[Begin INFORMATION SHOWN]
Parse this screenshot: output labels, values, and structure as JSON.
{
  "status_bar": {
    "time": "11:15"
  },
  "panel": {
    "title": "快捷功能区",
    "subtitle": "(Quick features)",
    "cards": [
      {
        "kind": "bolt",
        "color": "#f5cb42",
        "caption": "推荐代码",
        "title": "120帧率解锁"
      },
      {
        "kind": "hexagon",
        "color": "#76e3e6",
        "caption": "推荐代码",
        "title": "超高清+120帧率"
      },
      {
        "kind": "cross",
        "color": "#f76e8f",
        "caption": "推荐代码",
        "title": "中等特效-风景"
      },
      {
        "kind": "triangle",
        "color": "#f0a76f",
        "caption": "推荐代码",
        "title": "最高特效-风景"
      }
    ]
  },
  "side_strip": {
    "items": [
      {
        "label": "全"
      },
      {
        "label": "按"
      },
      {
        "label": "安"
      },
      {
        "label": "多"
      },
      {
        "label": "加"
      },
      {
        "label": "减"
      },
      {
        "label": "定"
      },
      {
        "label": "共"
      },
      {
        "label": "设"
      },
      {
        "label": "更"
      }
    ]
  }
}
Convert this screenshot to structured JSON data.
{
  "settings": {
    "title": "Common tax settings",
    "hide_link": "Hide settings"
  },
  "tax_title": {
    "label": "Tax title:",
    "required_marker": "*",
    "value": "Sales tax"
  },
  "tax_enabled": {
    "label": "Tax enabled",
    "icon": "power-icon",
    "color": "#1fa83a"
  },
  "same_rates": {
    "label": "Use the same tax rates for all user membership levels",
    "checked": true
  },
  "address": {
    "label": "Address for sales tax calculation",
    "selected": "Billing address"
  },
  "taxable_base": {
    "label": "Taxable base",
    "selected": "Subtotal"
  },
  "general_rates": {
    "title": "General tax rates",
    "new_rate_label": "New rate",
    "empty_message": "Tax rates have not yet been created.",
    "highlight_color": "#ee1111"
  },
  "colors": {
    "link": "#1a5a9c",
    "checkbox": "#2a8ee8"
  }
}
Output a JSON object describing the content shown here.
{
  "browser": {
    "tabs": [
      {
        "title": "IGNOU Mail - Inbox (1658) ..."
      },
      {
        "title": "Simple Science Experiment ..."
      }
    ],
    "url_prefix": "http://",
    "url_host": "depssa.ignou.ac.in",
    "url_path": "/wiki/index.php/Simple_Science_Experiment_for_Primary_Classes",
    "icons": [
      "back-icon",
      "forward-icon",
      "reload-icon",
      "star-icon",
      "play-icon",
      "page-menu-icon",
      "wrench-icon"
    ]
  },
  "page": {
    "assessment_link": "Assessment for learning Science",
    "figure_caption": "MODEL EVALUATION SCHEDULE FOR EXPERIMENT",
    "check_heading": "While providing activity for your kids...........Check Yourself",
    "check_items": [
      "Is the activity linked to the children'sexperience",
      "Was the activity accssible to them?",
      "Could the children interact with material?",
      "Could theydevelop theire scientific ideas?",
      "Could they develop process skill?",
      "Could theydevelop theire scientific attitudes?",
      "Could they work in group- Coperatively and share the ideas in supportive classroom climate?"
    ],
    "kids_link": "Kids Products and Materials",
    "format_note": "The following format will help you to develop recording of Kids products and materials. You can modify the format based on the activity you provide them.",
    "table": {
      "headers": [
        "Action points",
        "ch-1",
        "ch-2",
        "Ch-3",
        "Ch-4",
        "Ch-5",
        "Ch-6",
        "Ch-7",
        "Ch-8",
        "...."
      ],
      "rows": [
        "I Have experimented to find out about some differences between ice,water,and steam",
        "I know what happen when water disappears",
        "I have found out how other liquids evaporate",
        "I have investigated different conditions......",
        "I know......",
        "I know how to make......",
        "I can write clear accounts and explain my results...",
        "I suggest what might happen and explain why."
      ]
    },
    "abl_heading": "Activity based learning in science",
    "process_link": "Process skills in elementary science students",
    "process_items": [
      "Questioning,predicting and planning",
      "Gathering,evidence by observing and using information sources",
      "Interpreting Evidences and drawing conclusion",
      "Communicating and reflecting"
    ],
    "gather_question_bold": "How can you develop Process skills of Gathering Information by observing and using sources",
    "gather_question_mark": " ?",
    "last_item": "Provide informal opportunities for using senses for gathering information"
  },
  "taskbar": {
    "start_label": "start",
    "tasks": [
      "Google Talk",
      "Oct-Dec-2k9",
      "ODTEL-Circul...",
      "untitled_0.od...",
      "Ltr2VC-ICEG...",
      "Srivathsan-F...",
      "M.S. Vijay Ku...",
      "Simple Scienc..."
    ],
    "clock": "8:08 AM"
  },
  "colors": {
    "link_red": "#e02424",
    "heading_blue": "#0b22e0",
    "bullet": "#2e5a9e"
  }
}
[End INFORMATION SHOWN]
§ **TASK DIRECTIONS**
Using the entries above, return each line in which the word "selected" occurs.

§ **RESPONSE**
    "selected": "Billing address"
    "selected": "Subtotal"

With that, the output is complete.